## Supplied data

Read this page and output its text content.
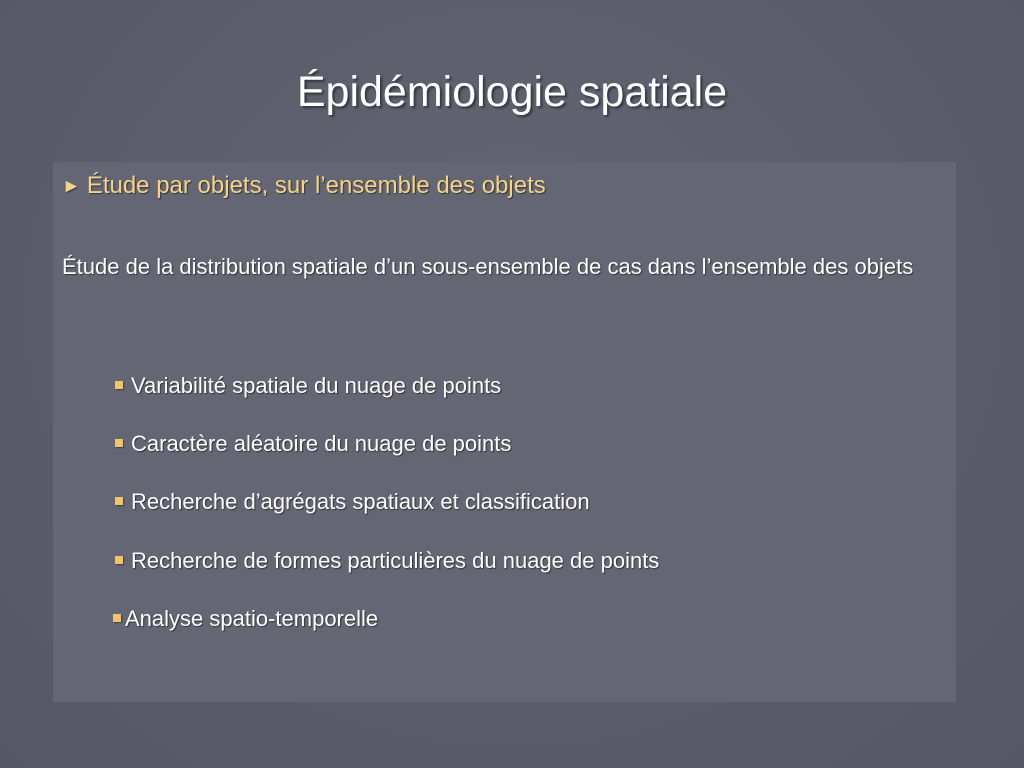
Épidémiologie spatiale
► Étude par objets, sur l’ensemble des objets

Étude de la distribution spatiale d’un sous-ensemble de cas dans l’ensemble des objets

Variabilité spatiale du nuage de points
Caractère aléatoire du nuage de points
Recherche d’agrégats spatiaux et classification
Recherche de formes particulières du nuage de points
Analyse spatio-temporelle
* * *
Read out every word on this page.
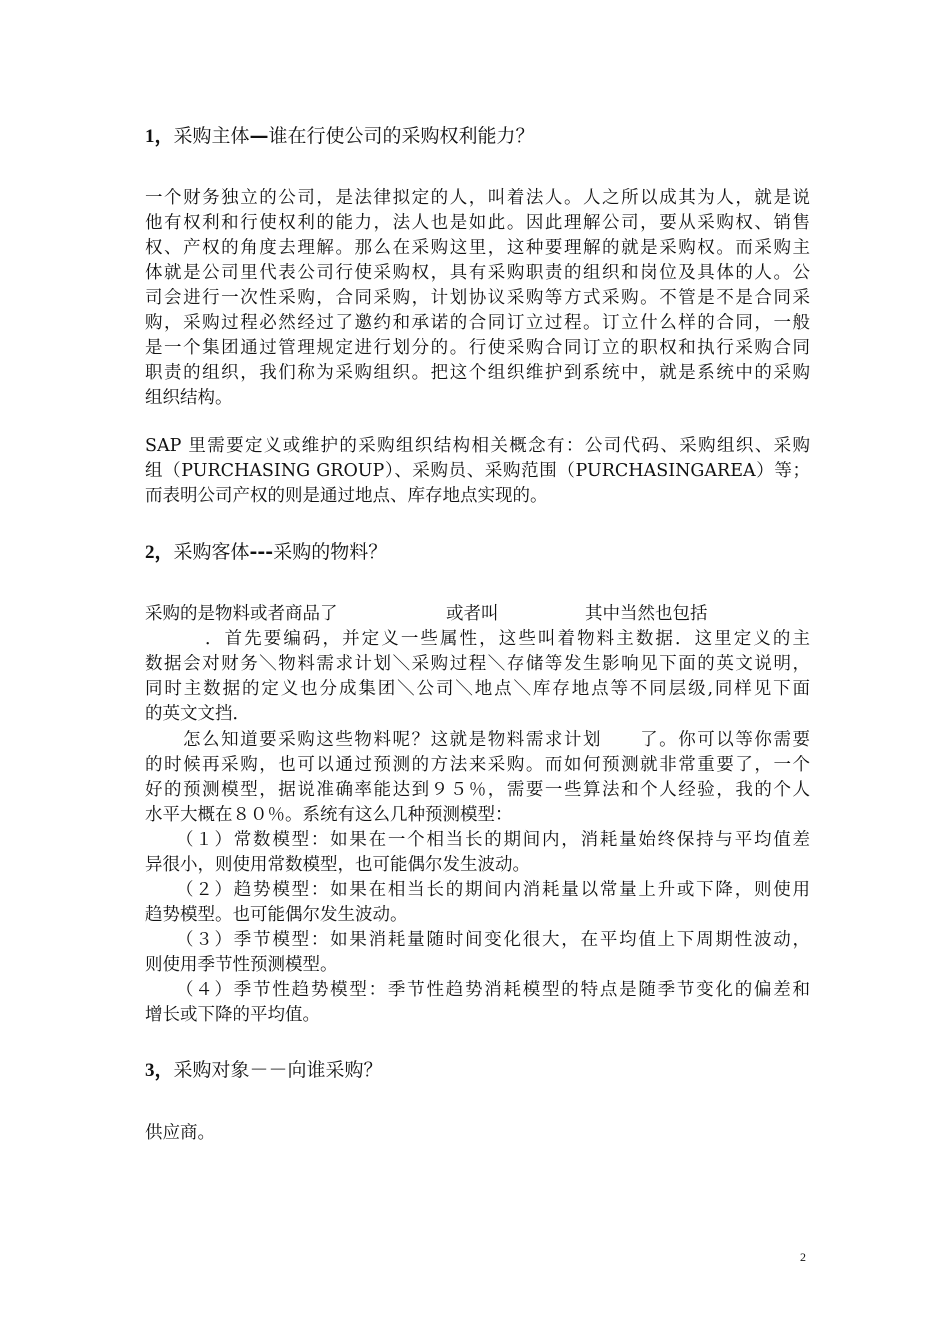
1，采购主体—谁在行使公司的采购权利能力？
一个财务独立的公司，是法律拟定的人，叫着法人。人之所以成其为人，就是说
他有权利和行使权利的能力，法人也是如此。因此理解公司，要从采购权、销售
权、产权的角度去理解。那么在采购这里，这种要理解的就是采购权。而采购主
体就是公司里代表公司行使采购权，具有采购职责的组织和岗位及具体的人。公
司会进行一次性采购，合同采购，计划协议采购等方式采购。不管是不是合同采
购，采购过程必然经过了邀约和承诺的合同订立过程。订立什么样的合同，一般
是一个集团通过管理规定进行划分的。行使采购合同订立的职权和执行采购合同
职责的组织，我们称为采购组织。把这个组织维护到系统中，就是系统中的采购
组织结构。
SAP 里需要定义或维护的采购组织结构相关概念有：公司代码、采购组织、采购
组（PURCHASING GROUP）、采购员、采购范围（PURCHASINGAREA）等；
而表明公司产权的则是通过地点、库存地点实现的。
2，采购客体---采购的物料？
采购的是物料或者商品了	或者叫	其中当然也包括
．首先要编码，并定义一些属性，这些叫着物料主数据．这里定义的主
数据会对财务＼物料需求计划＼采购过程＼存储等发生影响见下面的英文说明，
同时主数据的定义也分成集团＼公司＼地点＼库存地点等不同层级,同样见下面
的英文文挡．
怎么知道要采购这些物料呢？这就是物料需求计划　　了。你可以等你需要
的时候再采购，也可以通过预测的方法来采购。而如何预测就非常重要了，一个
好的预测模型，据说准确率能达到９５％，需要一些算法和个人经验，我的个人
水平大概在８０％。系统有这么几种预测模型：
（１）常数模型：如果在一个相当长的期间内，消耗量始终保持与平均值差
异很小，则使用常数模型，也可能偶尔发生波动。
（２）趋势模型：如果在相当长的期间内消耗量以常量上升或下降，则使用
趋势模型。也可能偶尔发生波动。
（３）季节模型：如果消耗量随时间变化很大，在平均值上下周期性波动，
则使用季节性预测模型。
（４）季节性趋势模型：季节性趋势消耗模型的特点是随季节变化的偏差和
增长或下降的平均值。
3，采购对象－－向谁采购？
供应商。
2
* * *
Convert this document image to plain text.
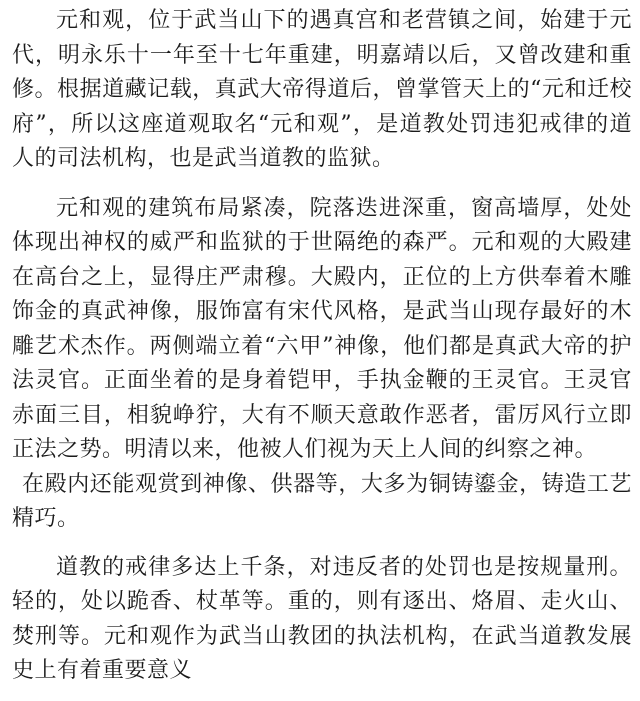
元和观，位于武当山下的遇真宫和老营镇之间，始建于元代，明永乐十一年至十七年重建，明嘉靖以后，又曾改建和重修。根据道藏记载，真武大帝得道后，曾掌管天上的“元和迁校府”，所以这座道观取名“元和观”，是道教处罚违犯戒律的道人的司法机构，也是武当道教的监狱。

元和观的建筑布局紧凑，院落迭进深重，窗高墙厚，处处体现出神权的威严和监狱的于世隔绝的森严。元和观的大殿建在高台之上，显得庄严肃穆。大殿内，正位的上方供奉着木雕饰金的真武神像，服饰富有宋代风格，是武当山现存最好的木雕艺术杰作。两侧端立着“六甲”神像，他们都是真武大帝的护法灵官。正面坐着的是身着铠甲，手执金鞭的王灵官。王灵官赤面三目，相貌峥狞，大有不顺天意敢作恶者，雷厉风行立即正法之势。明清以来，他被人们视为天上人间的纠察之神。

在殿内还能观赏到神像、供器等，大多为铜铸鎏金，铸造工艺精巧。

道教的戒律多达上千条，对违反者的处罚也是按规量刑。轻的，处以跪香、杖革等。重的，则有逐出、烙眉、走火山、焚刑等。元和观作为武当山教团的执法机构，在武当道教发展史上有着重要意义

## To be done
Identify and copy lines that hold the string "page".

## Solution for this exercise
Read this page and output its text content.
Read out every word on this page.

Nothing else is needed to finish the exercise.